_PROBLEM STATEMENT:_ Every entry should be repeated exactly. Omit the pictures.

Dataset excerpts:
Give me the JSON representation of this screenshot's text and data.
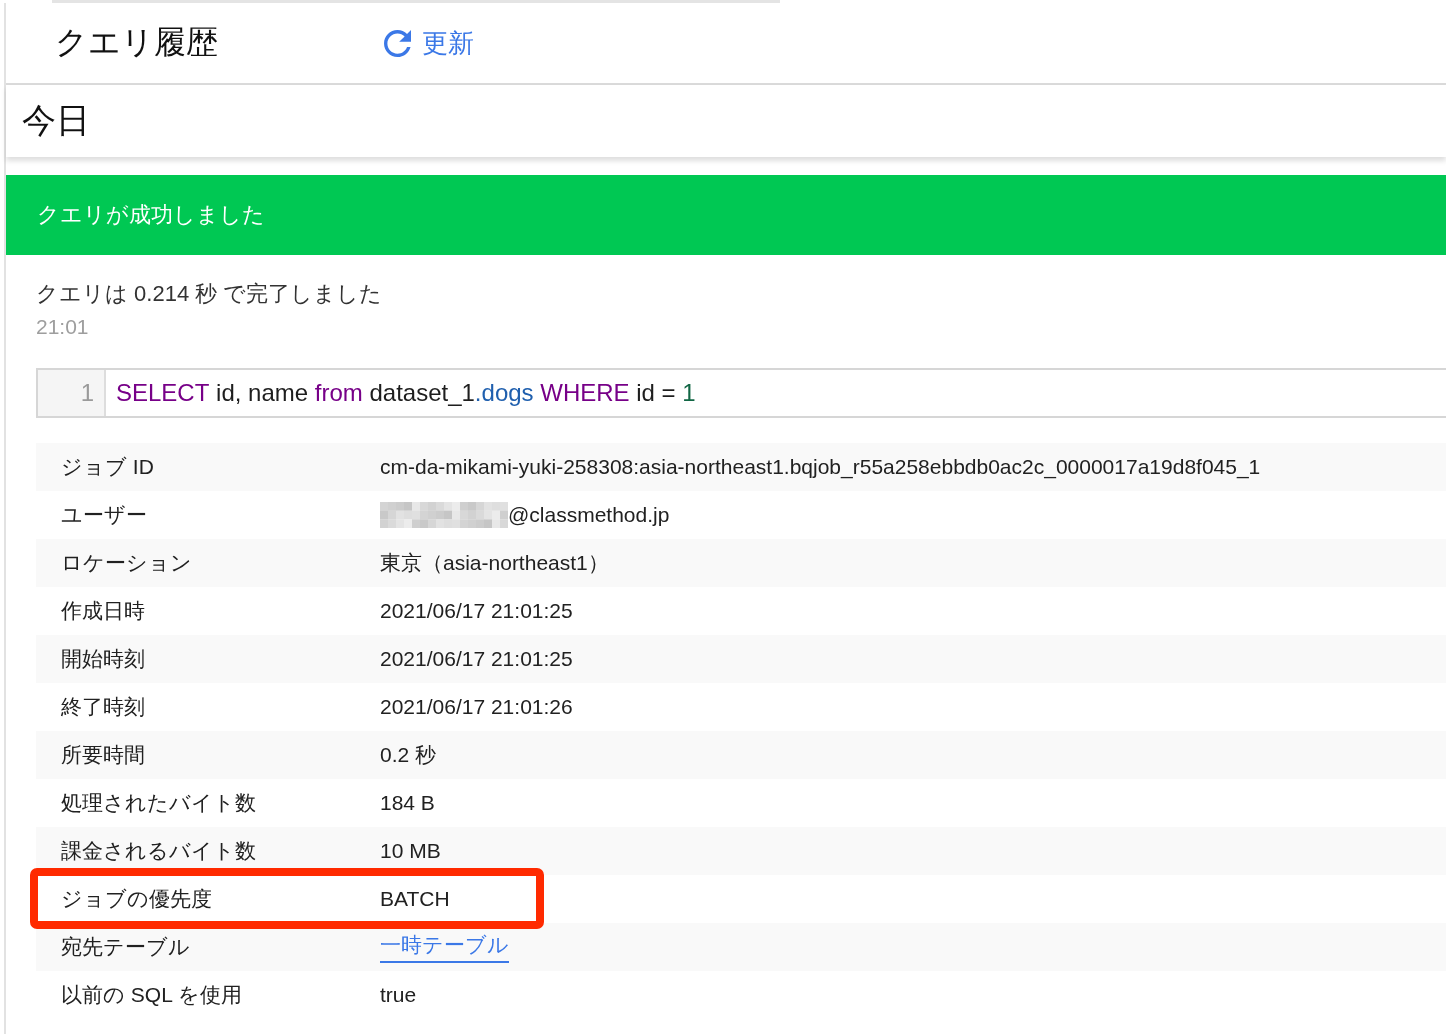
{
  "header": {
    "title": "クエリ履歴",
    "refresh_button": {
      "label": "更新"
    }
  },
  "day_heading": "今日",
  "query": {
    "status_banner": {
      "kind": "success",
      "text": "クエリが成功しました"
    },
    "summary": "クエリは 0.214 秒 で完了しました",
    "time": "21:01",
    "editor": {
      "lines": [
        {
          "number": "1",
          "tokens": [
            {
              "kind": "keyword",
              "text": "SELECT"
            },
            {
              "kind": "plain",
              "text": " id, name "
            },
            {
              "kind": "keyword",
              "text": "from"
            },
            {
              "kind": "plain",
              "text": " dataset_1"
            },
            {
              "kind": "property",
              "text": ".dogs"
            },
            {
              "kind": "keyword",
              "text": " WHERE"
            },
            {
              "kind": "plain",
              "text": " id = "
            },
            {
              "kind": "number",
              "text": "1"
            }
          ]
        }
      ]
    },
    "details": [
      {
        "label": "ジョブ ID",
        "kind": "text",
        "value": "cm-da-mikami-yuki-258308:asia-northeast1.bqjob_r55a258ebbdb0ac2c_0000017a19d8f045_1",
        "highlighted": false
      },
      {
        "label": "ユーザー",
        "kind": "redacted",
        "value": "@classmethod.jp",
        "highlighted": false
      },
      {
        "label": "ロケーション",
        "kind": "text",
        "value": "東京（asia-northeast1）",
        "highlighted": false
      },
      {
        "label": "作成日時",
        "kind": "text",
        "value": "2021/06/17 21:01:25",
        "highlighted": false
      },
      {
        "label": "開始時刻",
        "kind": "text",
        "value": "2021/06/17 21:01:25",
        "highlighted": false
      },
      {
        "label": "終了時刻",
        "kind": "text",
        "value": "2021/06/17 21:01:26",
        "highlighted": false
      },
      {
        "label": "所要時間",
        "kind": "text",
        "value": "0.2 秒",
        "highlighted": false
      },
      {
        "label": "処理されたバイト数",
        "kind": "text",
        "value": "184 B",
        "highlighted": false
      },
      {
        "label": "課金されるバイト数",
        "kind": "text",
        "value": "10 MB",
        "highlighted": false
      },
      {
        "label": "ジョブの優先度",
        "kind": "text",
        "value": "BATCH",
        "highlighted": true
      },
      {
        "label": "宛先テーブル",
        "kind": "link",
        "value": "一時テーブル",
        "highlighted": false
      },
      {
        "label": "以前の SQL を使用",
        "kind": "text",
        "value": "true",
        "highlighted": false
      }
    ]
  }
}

_EXERCISE ANSWER:_
Give me the JSON representation of this screenshot's text and data.
{
  "header": {
    "title": "クエリ履歴",
    "refresh_button": {
      "label": "更新"
    }
  },
  "day_heading": "今日",
  "query": {
    "status_banner": {
      "kind": "success",
      "text": "クエリが成功しました"
    },
    "summary": "クエリは 0.214 秒 で完了しました",
    "time": "21:01",
    "editor": {
      "lines": [
        {
          "number": "1",
          "tokens": [
            {
              "kind": "keyword",
              "text": "SELECT"
            },
            {
              "kind": "plain",
              "text": " id, name "
            },
            {
              "kind": "keyword",
              "text": "from"
            },
            {
              "kind": "plain",
              "text": " dataset_1"
            },
            {
              "kind": "property",
              "text": ".dogs"
            },
            {
              "kind": "keyword",
              "text": " WHERE"
            },
            {
              "kind": "plain",
              "text": " id = "
            },
            {
              "kind": "number",
              "text": "1"
            }
          ]
        }
      ]
    },
    "details": [
      {
        "label": "ジョブ ID",
        "kind": "text",
        "value": "cm-da-mikami-yuki-258308:asia-northeast1.bqjob_r55a258ebbdb0ac2c_0000017a19d8f045_1",
        "highlighted": false
      },
      {
        "label": "ユーザー",
        "kind": "redacted",
        "value": "@classmethod.jp",
        "highlighted": false
      },
      {
        "label": "ロケーション",
        "kind": "text",
        "value": "東京（asia-northeast1）",
        "highlighted": false
      },
      {
        "label": "作成日時",
        "kind": "text",
        "value": "2021/06/17 21:01:25",
        "highlighted": false
      },
      {
        "label": "開始時刻",
        "kind": "text",
        "value": "2021/06/17 21:01:25",
        "highlighted": false
      },
      {
        "label": "終了時刻",
        "kind": "text",
        "value": "2021/06/17 21:01:26",
        "highlighted": false
      },
      {
        "label": "所要時間",
        "kind": "text",
        "value": "0.2 秒",
        "highlighted": false
      },
      {
        "label": "処理されたバイト数",
        "kind": "text",
        "value": "184 B",
        "highlighted": false
      },
      {
        "label": "課金されるバイト数",
        "kind": "text",
        "value": "10 MB",
        "highlighted": false
      },
      {
        "label": "ジョブの優先度",
        "kind": "text",
        "value": "BATCH",
        "highlighted": true
      },
      {
        "label": "宛先テーブル",
        "kind": "link",
        "value": "一時テーブル",
        "highlighted": false
      },
      {
        "label": "以前の SQL を使用",
        "kind": "text",
        "value": "true",
        "highlighted": false
      }
    ]
  }
}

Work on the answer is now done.